--- DATA EXTRACT ---
— begin —
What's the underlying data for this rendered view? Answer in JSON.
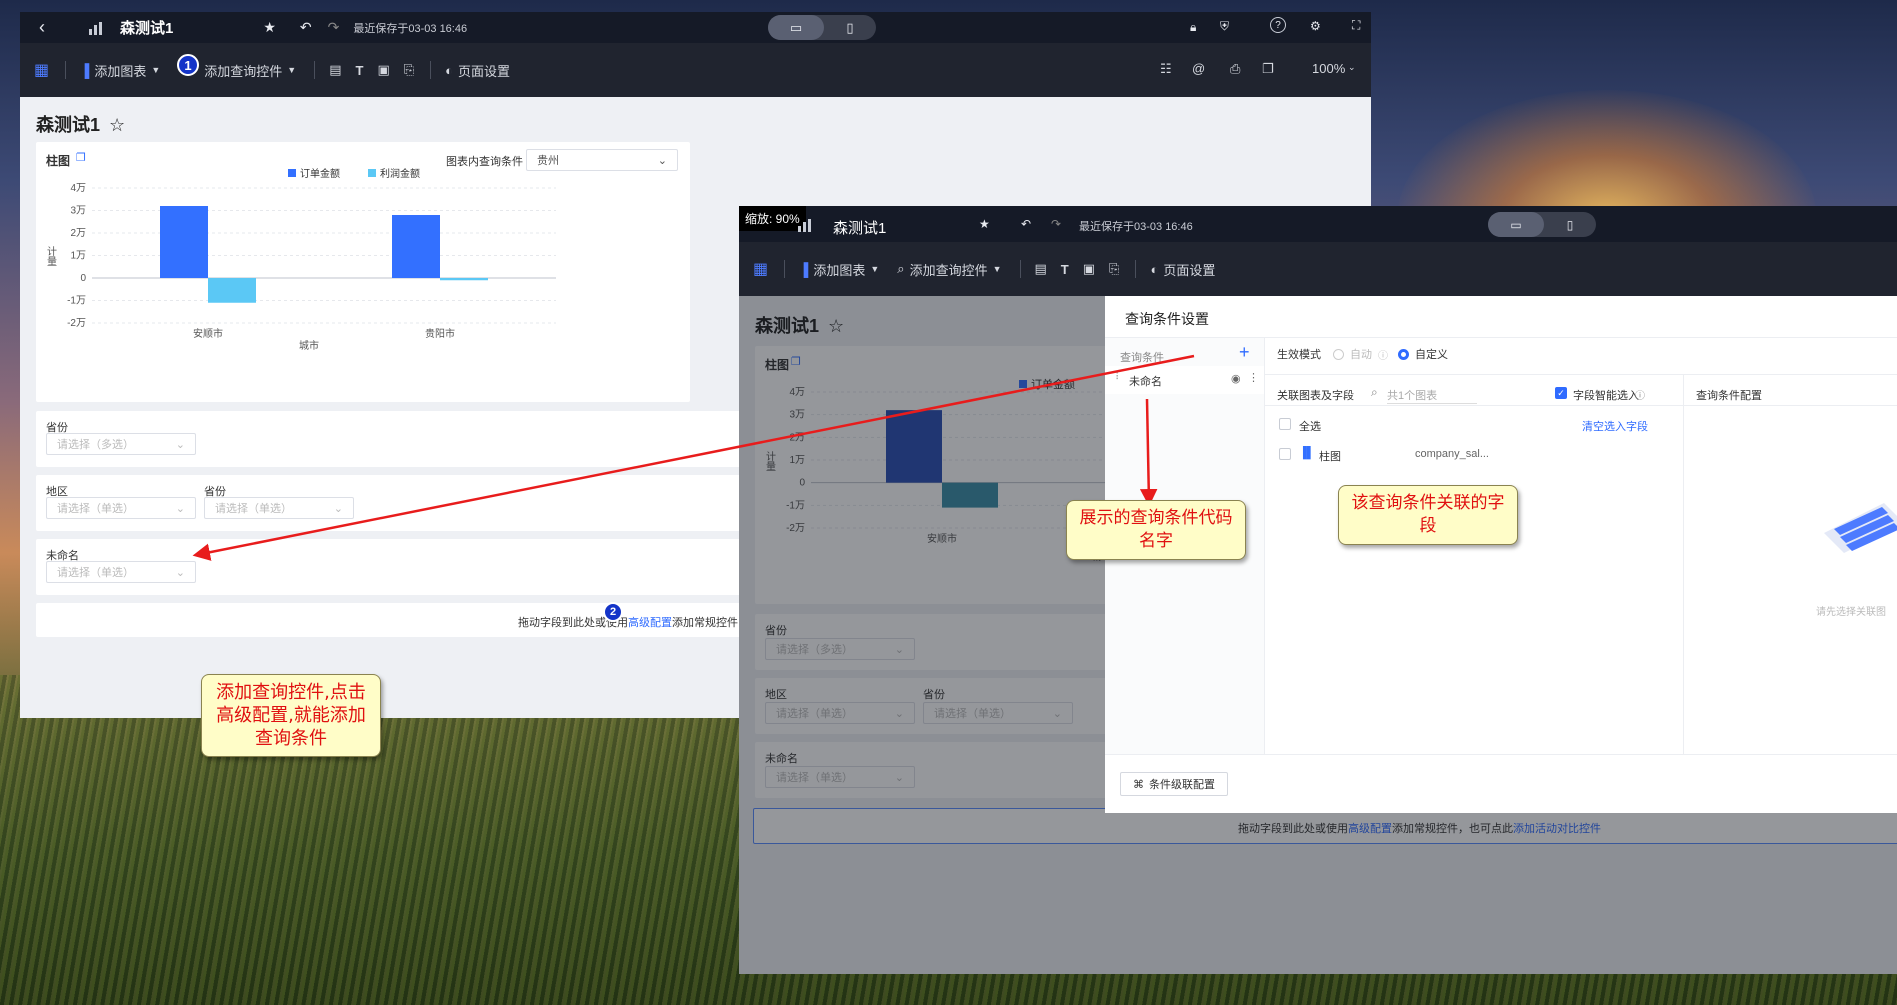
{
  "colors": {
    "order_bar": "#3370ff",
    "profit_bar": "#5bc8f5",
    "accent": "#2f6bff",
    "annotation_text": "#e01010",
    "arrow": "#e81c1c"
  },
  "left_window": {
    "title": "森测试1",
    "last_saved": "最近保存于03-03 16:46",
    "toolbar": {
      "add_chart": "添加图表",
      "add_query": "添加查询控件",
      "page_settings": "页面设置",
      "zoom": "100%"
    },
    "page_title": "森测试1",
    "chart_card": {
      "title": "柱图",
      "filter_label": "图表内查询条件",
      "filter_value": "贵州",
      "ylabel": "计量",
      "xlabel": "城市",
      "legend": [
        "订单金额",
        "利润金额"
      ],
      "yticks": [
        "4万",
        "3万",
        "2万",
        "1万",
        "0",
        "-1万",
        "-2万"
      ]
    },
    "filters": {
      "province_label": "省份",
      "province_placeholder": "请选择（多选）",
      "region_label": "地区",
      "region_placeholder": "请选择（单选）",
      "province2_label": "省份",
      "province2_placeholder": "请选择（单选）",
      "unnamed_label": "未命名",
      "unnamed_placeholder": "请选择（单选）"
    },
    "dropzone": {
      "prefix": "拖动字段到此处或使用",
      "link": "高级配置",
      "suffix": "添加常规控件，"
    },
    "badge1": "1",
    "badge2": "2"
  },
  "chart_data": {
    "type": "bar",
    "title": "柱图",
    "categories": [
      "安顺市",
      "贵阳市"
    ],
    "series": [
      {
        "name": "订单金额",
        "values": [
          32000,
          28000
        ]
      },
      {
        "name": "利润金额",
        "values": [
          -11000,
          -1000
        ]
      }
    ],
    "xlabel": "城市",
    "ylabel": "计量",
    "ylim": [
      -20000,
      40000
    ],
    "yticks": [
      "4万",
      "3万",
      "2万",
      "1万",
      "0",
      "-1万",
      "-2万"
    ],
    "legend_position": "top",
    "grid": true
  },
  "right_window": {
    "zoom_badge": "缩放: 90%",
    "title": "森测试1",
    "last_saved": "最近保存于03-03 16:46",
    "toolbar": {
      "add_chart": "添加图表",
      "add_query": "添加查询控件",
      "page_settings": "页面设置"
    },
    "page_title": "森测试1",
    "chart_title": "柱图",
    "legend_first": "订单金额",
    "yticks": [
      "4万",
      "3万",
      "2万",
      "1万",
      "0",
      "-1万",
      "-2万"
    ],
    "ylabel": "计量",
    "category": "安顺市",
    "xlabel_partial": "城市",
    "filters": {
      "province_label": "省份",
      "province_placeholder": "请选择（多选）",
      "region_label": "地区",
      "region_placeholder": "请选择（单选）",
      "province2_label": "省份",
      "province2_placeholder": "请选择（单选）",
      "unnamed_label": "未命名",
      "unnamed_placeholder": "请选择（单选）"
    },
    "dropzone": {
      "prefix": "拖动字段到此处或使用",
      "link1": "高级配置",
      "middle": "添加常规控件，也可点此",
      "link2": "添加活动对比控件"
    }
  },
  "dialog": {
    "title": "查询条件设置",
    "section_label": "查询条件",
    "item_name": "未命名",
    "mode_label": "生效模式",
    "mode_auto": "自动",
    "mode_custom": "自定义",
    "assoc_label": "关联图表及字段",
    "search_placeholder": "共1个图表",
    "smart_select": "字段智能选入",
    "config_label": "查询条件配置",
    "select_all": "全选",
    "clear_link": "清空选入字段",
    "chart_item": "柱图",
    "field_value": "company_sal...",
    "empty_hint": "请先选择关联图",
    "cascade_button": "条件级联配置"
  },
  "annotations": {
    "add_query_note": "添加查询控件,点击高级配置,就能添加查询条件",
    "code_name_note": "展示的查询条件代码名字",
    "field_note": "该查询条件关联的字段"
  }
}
— end —
--- DIRECTION ---
Set down all the entries exactly as they appear, but skip any pictures.

--- COMPLETE OUTPUT ---
What's the underlying data for this rendered view? Answer in JSON.
{
  "colors": {
    "order_bar": "#3370ff",
    "profit_bar": "#5bc8f5",
    "accent": "#2f6bff",
    "annotation_text": "#e01010",
    "arrow": "#e81c1c"
  },
  "left_window": {
    "title": "森测试1",
    "last_saved": "最近保存于03-03 16:46",
    "toolbar": {
      "add_chart": "添加图表",
      "add_query": "添加查询控件",
      "page_settings": "页面设置",
      "zoom": "100%"
    },
    "page_title": "森测试1",
    "chart_card": {
      "title": "柱图",
      "filter_label": "图表内查询条件",
      "filter_value": "贵州",
      "ylabel": "计量",
      "xlabel": "城市",
      "legend": [
        "订单金额",
        "利润金额"
      ],
      "yticks": [
        "4万",
        "3万",
        "2万",
        "1万",
        "0",
        "-1万",
        "-2万"
      ]
    },
    "filters": {
      "province_label": "省份",
      "province_placeholder": "请选择（多选）",
      "region_label": "地区",
      "region_placeholder": "请选择（单选）",
      "province2_label": "省份",
      "province2_placeholder": "请选择（单选）",
      "unnamed_label": "未命名",
      "unnamed_placeholder": "请选择（单选）"
    },
    "dropzone": {
      "prefix": "拖动字段到此处或使用",
      "link": "高级配置",
      "suffix": "添加常规控件，"
    },
    "badge1": "1",
    "badge2": "2"
  },
  "chart_data": {
    "type": "bar",
    "title": "柱图",
    "categories": [
      "安顺市",
      "贵阳市"
    ],
    "series": [
      {
        "name": "订单金额",
        "values": [
          32000,
          28000
        ]
      },
      {
        "name": "利润金额",
        "values": [
          -11000,
          -1000
        ]
      }
    ],
    "xlabel": "城市",
    "ylabel": "计量",
    "ylim": [
      -20000,
      40000
    ],
    "yticks": [
      "4万",
      "3万",
      "2万",
      "1万",
      "0",
      "-1万",
      "-2万"
    ],
    "legend_position": "top",
    "grid": true
  },
  "right_window": {
    "zoom_badge": "缩放: 90%",
    "title": "森测试1",
    "last_saved": "最近保存于03-03 16:46",
    "toolbar": {
      "add_chart": "添加图表",
      "add_query": "添加查询控件",
      "page_settings": "页面设置"
    },
    "page_title": "森测试1",
    "chart_title": "柱图",
    "legend_first": "订单金额",
    "yticks": [
      "4万",
      "3万",
      "2万",
      "1万",
      "0",
      "-1万",
      "-2万"
    ],
    "ylabel": "计量",
    "category": "安顺市",
    "xlabel_partial": "城市",
    "filters": {
      "province_label": "省份",
      "province_placeholder": "请选择（多选）",
      "region_label": "地区",
      "region_placeholder": "请选择（单选）",
      "province2_label": "省份",
      "province2_placeholder": "请选择（单选）",
      "unnamed_label": "未命名",
      "unnamed_placeholder": "请选择（单选）"
    },
    "dropzone": {
      "prefix": "拖动字段到此处或使用",
      "link1": "高级配置",
      "middle": "添加常规控件，也可点此",
      "link2": "添加活动对比控件"
    }
  },
  "dialog": {
    "title": "查询条件设置",
    "section_label": "查询条件",
    "item_name": "未命名",
    "mode_label": "生效模式",
    "mode_auto": "自动",
    "mode_custom": "自定义",
    "assoc_label": "关联图表及字段",
    "search_placeholder": "共1个图表",
    "smart_select": "字段智能选入",
    "config_label": "查询条件配置",
    "select_all": "全选",
    "clear_link": "清空选入字段",
    "chart_item": "柱图",
    "field_value": "company_sal...",
    "empty_hint": "请先选择关联图",
    "cascade_button": "条件级联配置"
  },
  "annotations": {
    "add_query_note": "添加查询控件,点击高级配置,就能添加查询条件",
    "code_name_note": "展示的查询条件代码名字",
    "field_note": "该查询条件关联的字段"
  }
}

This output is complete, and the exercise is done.